▸ **TEXT BLOCK**:
Try the interactive dashboard: NLP Sentiment Analysis App
A production-ready sentiment analysis platform using real Amazon product reviews with multiple ML models, business insights, and interactive visualizations.
- Multiple Sentiment Models: VADER, TextBlob, Logistic Regression (89.6% accuracy), Naive Bayes
- Deep Learning Models (NEW!): CNN and BiLSTM with TensorFlow/PyTorch, pre-trained embeddings (GloVe, Word2Vec)
- Business Insights: Automated alerts, top issues detection, actionable recommendations
- Comparison Mode: Side-by-side brand/category analysis with radar charts
- Opinion Mining: Aspect extraction, sentiment drivers, category analysis
- Temporal Analysis: Sentiment trends over time
- 8 Interactive Tabs: Overview, Business Insights, Compare, Categories, Aspects, Trends, Model Performance, Deep Dive
- Polished Custom Theme: Consistent, semantic light theme for all charts and components
- Export Functionality: Download filtered data as CSV or Excel
- Real-time Filtering: Category, brand, sentiment, rating, and date filters
- Docker Support: Multi-container deployment with docker-compose
- REST API: FastAPI endpoints for real-time predictions
- Structured Logging: JSON logging for monitoring and debugging
- Modular Architecture: Clean component-based code structure
flowchart TB
subgraph DataLayer[Data Layer]
HF[HuggingFace Dataset]
DL[Data Loader]
PP[Preprocessor]
end
subgraph MLLayer[ML Layer]
SA[Sentiment Analyzer]
ML[ML Models]
OM[Opinion Miner]
end
subgraph AppLayer[Application Layer]
ST[Streamlit Dashboard]
API[FastAPI REST API]
end
subgraph Components[Dashboard Components]
OV[Overview]
BI[Business Insights]
CM[Compare Mode]
EX[Export]
end
HF --> DL
DL --> PP
PP --> SA
PP --> ML
SA --> OM
ML --> ST
ML --> API
OM --> ST
ST --> Components
nlp-sentiment-analysis/
├── app.py # Streamlit dashboard (slim entry point)

▸ **WHAT IS ASKED**:
1 - Translate this sentence from the project overview into Spanish: "A production-ready sentiment analysis platform using real Amazon product reviews with multiple ML models, business insights, and interactive visualizations."
2 - Return the part of the project overview between "- Multiple Sentiment" and "embeddings (GloVe, Word2Vec)", inclusive, word for word.
The data isn't needed for anything here.

▸ **DATA**:
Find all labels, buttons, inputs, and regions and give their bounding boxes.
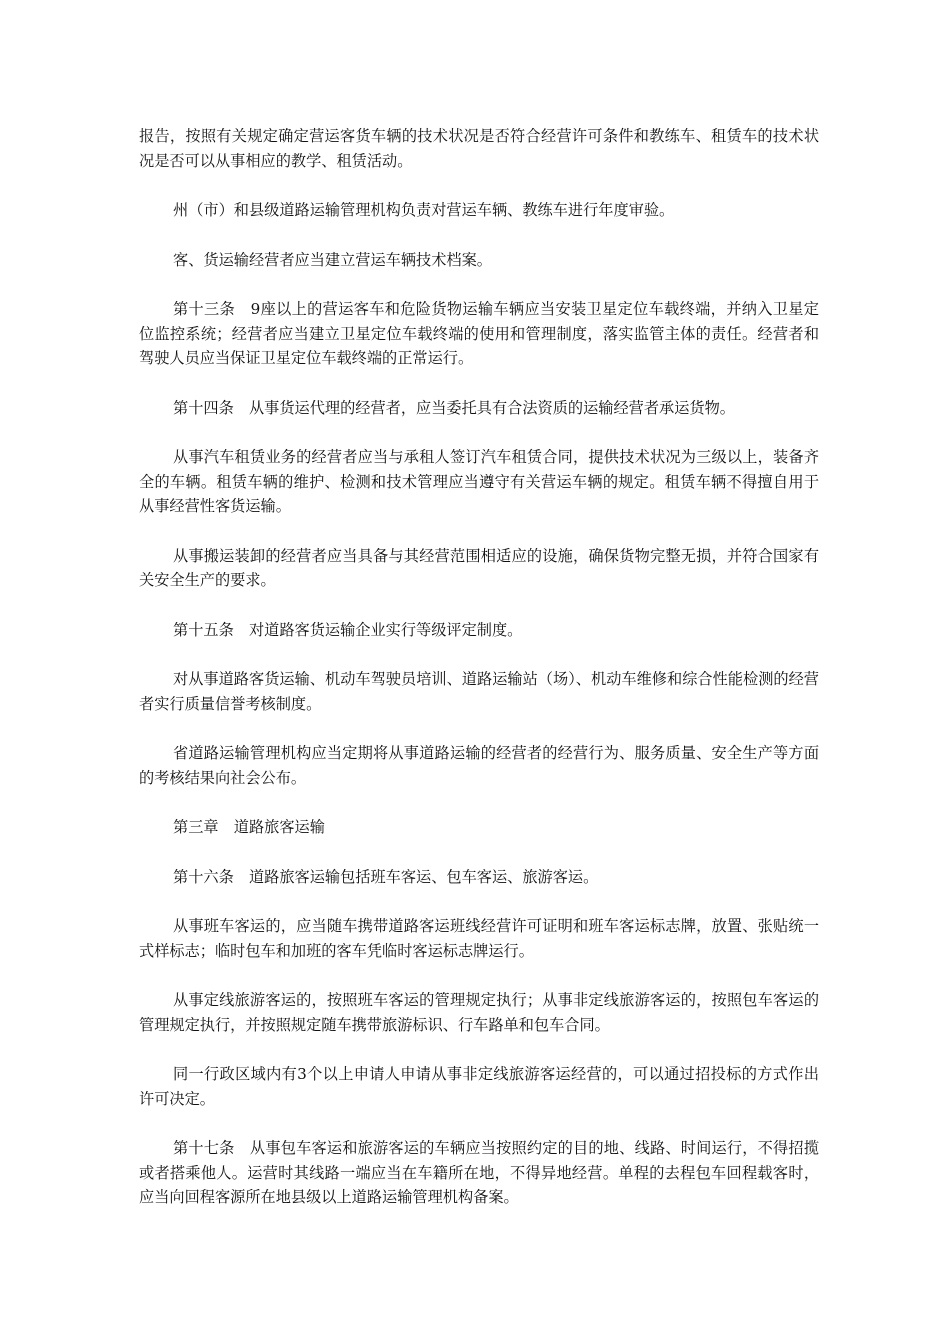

▸ **TASK RESPONSES**:
1 - Una plataforma de análisis de sentimiento lista para producción que utiliza reseñas reales de productos de Amazon, con múltiples modelos de ML, información de negocio y visualizaciones interactivas.

2 -
- Multiple Sentiment Models: VADER, TextBlob, Logistic Regression (89.6% accuracy), Naive Bayes
- Deep Learning Models (NEW!): CNN and BiLSTM with TensorFlow/PyTorch, pre-trained embeddings (GloVe, Word2Vec)